* Prompt:
Read the lines that follow and pick out every one containing the word "name".

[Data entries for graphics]
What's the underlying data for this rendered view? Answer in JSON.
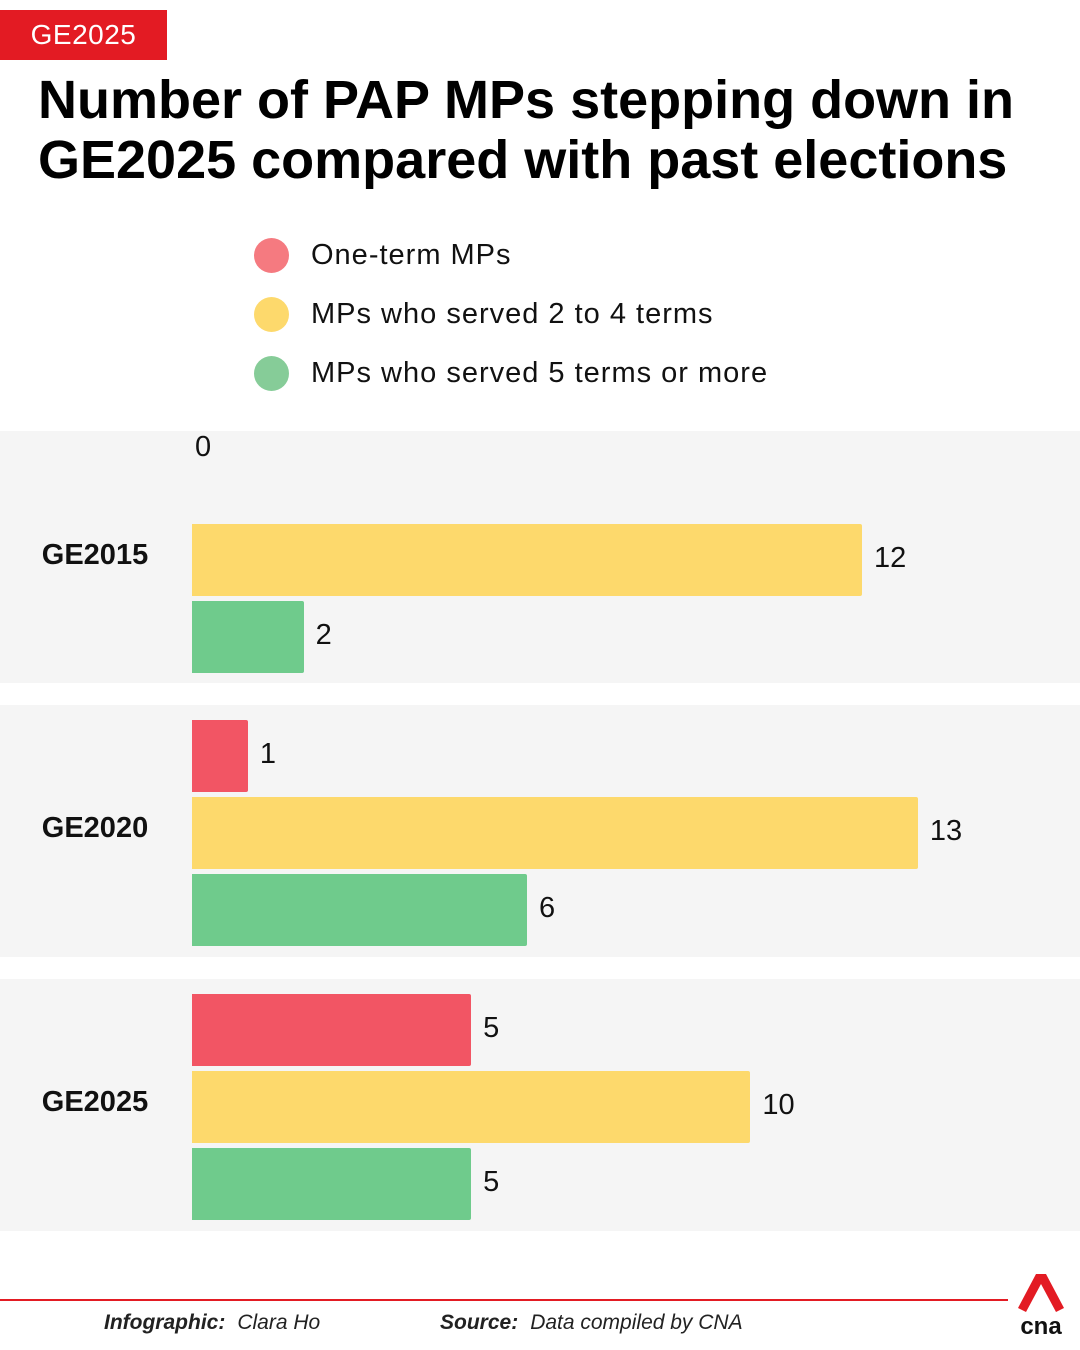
{
  "tag": "GE2025",
  "title_line1": "Number of PAP MPs stepping down in",
  "title_line2": "GE2025 compared with past elections",
  "colors": {
    "accent": "#e31b23",
    "one_term": "#f25564",
    "two_to_four": "#fdd96c",
    "five_plus": "#6fcb8c",
    "band": "#f5f5f5"
  },
  "chart_data": {
    "type": "bar",
    "orientation": "horizontal",
    "categories": [
      "GE2015",
      "GE2020",
      "GE2025"
    ],
    "series": [
      {
        "name": "One-term MPs",
        "legend_color": "#f57a80",
        "values": [
          0,
          1,
          5
        ]
      },
      {
        "name": "MPs who served 2 to 4 terms",
        "legend_color": "#fdd96c",
        "values": [
          12,
          13,
          10
        ]
      },
      {
        "name": "MPs who served 5 terms or more",
        "legend_color": "#86cc98",
        "values": [
          2,
          6,
          5
        ]
      }
    ],
    "legend_position": "top",
    "grid": false,
    "xlim": [
      0,
      13
    ]
  },
  "footer": {
    "infographic_label": "Infographic:",
    "infographic_value": "Clara Ho",
    "source_label": "Source:",
    "source_value": "Data compiled by CNA",
    "logo_text": "cna"
  }
}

* Complete answer:
        "name": "One-term MPs",
        "name": "MPs who served 2 to 4 terms",
        "name": "MPs who served 5 terms or more",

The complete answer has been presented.